"""

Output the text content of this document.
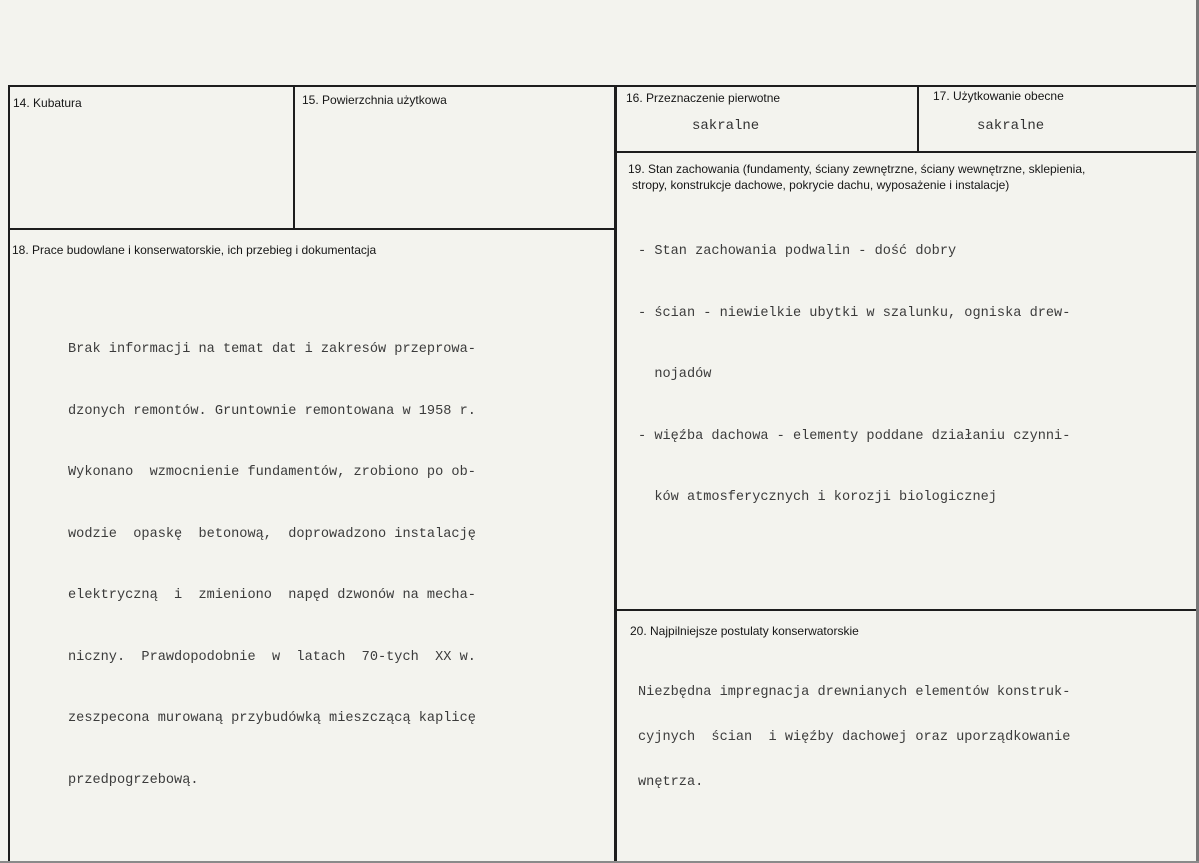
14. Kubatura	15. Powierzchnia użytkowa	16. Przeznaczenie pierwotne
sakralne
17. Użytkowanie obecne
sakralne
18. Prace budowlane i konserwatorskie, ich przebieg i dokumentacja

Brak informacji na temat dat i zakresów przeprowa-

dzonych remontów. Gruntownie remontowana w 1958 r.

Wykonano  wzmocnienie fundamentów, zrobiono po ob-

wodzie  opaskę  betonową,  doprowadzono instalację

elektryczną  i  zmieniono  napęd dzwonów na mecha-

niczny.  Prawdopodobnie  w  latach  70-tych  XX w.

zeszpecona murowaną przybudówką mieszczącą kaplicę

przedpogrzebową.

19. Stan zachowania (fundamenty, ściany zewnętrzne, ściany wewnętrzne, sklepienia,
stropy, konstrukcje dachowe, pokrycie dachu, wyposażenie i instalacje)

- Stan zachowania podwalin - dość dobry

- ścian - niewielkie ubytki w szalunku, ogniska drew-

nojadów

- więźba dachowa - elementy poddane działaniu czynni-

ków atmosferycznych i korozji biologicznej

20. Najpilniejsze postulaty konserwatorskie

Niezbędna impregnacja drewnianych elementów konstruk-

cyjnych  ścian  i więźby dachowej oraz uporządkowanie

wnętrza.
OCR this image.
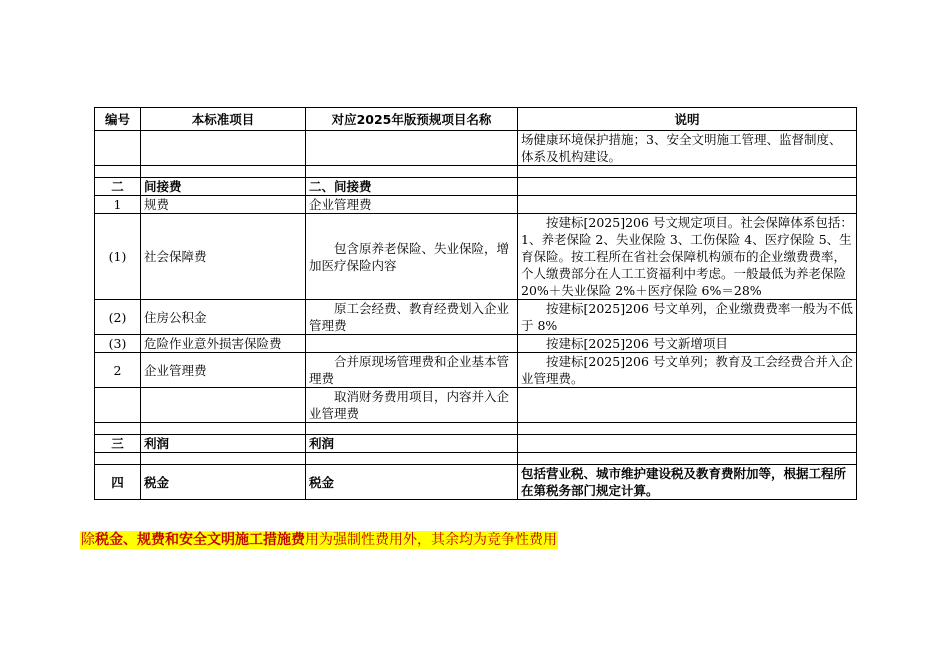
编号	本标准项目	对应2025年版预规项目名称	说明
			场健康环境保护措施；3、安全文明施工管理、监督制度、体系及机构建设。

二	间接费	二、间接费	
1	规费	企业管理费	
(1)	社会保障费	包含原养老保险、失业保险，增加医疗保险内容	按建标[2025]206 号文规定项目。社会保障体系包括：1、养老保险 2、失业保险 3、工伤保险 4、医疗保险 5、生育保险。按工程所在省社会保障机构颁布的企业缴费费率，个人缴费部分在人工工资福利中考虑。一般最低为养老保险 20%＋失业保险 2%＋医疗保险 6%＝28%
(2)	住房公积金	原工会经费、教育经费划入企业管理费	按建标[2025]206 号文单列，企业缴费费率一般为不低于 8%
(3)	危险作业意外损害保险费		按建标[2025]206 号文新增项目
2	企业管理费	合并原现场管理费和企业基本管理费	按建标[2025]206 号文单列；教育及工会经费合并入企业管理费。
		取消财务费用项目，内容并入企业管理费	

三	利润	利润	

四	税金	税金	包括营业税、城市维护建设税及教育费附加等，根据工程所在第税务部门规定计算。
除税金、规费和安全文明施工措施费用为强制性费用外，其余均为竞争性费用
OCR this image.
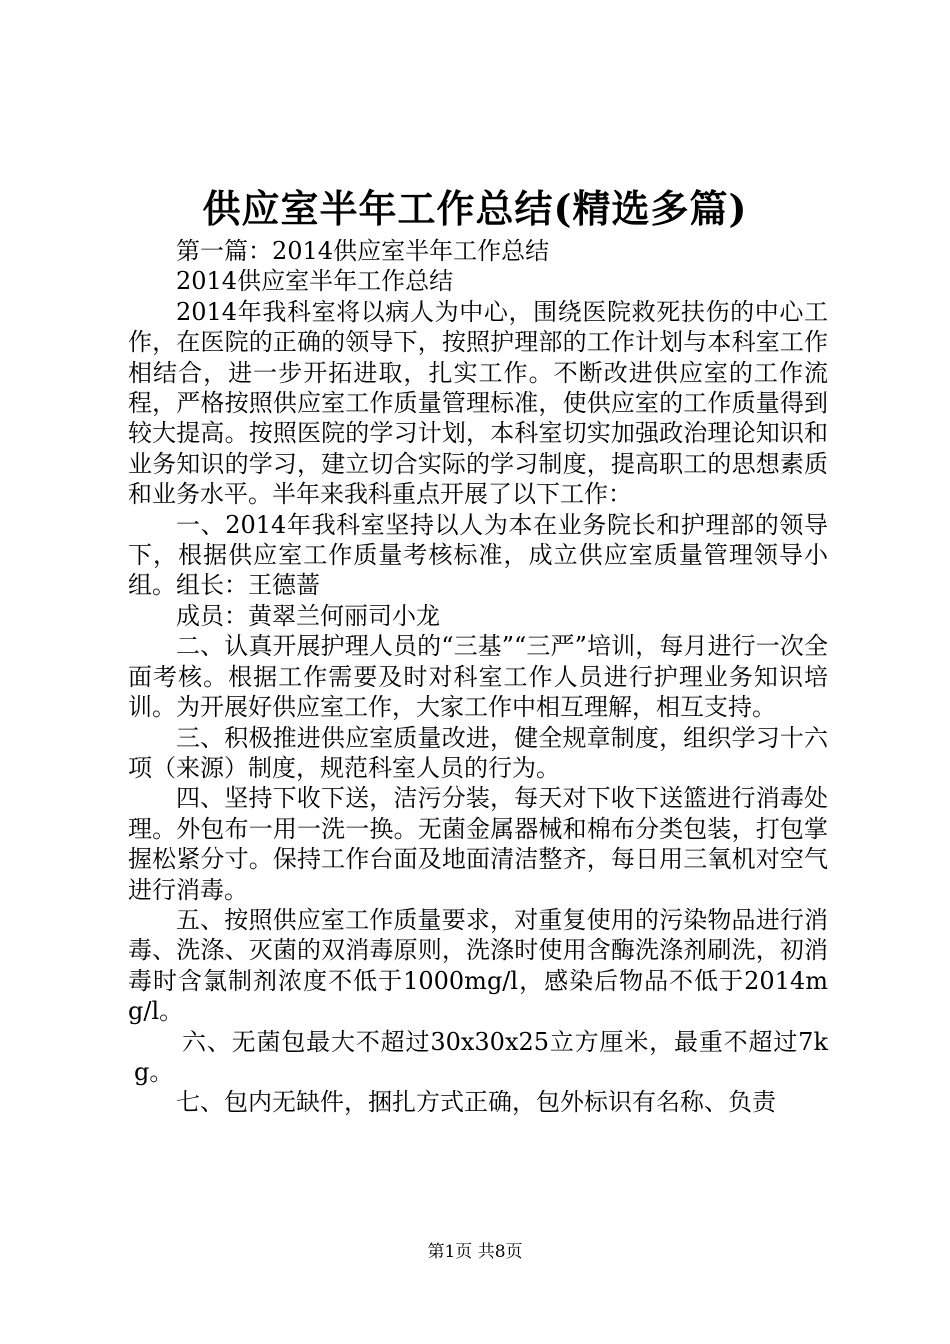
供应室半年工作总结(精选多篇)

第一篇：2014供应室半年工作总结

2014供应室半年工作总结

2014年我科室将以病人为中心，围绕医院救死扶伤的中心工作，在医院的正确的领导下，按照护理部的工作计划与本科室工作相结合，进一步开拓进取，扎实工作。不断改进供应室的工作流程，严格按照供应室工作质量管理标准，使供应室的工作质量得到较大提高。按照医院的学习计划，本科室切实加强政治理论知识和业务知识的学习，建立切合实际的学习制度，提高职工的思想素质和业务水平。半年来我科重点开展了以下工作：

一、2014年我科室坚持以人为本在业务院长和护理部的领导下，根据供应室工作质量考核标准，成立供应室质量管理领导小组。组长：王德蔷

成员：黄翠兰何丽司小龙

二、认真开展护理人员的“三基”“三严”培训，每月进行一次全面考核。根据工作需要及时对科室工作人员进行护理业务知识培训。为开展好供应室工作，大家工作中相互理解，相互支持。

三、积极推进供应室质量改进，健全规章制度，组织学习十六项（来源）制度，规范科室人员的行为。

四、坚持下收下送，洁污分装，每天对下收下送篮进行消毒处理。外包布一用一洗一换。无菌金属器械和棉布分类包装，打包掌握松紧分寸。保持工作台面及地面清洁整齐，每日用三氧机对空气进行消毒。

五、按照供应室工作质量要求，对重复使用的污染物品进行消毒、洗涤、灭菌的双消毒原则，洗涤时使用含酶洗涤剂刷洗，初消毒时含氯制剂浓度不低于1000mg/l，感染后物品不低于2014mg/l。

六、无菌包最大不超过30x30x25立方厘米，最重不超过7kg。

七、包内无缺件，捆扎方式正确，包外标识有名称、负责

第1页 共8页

"""
"""

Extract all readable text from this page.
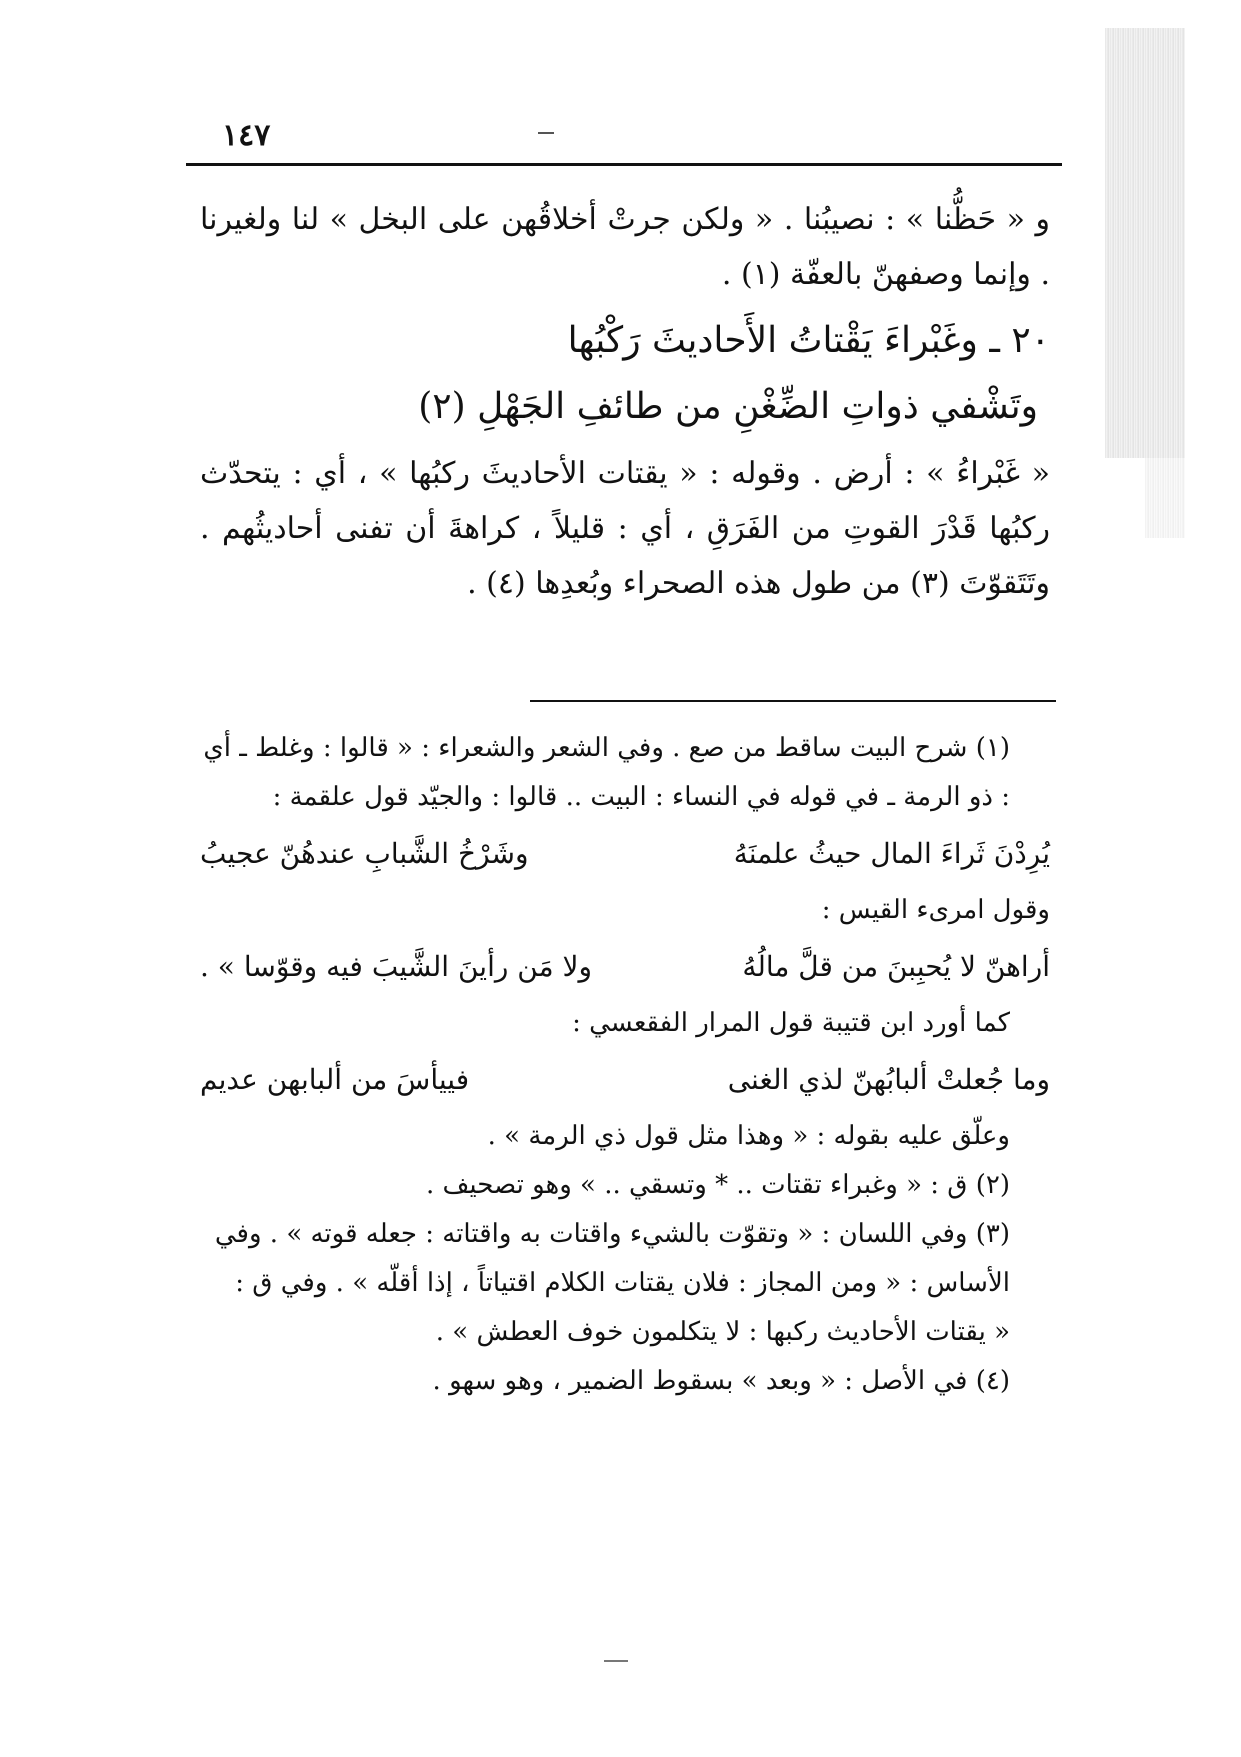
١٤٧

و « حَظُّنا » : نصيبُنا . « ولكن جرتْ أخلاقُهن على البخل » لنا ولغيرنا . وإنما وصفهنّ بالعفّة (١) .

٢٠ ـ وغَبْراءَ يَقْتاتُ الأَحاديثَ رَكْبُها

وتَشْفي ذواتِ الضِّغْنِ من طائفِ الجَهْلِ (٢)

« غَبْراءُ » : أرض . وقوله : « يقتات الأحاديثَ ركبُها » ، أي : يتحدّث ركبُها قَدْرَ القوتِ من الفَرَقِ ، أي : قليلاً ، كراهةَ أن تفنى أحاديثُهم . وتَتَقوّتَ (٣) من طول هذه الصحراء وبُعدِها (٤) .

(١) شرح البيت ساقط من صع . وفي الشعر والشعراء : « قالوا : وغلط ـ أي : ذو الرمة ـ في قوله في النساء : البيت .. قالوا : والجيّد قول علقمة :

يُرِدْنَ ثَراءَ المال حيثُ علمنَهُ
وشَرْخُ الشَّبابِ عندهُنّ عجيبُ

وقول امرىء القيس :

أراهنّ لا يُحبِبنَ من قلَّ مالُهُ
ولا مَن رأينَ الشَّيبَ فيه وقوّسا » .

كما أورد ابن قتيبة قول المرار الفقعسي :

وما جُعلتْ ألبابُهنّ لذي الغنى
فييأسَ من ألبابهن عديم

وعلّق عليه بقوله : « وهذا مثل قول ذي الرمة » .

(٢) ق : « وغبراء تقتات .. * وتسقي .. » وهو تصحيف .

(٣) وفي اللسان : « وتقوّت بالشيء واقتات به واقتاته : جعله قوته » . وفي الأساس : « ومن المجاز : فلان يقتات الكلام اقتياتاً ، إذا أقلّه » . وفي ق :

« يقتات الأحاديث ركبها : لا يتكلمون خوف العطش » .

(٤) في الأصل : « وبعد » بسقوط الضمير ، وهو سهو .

"""
"""

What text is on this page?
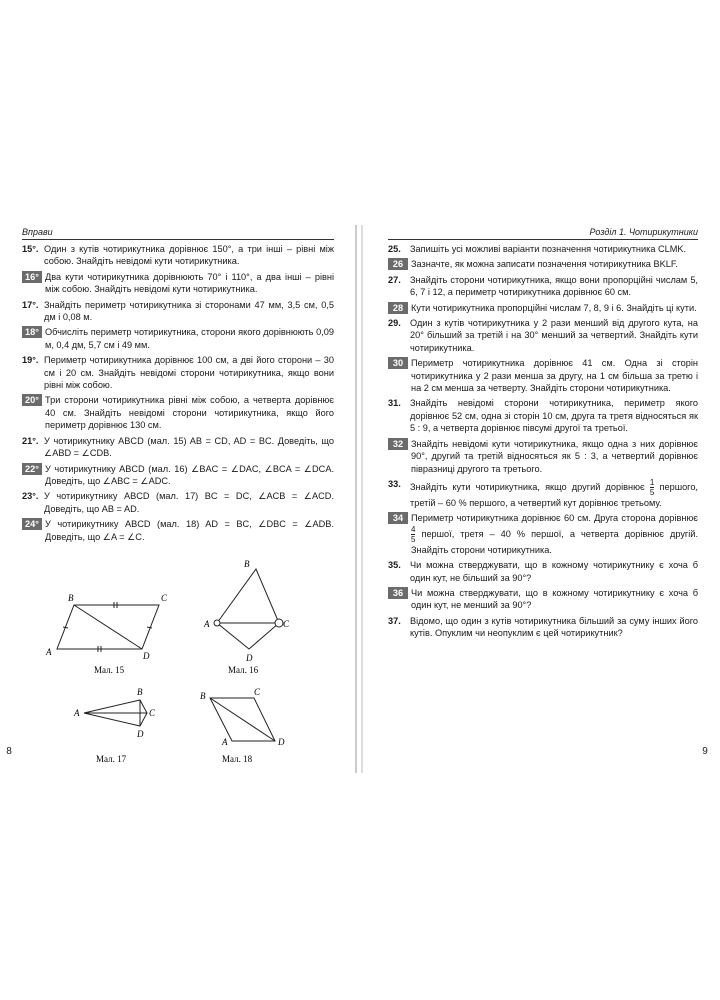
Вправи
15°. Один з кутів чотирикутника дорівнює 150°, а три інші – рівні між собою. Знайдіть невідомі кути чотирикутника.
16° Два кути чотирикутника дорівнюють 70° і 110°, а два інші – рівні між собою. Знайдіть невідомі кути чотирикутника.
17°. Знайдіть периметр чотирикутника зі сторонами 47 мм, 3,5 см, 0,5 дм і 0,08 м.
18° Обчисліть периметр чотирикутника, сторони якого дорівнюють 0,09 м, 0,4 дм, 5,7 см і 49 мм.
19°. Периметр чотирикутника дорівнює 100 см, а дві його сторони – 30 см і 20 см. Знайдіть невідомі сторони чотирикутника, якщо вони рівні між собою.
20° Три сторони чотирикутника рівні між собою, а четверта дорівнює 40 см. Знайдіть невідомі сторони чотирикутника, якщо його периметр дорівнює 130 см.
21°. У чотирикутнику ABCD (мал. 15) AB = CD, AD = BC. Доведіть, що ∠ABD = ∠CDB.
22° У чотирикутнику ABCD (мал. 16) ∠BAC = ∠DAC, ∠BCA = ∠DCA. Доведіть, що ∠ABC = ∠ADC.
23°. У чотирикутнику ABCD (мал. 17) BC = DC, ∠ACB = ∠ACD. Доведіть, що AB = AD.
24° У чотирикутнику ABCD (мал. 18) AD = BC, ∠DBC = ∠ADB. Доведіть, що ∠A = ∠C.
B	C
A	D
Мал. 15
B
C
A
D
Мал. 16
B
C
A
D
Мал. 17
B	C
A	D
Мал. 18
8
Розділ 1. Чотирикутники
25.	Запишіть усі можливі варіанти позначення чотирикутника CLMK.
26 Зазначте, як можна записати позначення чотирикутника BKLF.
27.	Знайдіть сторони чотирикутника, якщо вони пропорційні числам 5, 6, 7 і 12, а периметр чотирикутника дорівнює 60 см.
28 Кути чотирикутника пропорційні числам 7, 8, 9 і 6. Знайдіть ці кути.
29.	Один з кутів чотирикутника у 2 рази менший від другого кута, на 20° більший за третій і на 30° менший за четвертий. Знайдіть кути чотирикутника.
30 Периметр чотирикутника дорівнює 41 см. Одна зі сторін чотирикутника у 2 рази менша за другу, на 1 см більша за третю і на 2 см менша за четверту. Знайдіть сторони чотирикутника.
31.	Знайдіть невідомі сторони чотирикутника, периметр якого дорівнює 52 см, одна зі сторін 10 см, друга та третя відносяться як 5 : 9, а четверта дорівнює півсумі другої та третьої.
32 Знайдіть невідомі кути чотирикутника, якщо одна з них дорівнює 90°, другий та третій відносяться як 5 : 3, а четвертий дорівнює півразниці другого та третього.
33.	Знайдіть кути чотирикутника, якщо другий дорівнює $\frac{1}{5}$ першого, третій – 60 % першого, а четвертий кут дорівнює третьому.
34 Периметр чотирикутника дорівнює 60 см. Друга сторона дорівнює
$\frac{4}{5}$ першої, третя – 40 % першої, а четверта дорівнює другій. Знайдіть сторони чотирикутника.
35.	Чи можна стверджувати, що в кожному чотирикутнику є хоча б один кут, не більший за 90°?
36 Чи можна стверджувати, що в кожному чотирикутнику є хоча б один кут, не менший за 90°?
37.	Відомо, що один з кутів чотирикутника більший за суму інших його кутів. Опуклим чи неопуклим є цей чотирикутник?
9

"""

# Instructions for the task
Copy every line that includes the string "третя" from the material above.

# The output
31.	Знайдіть невідомі сторони чотирикутника, периметр якого дорівнює 52 см, одна зі сторін 10 см, друга та третя відносяться як 5 : 9, а четверта дорівнює півсумі другої та третьої.
$\frac{4}{5}$ першої, третя – 40 % першої, а четверта дорівнює другій. Знайдіть сторони чотирикутника.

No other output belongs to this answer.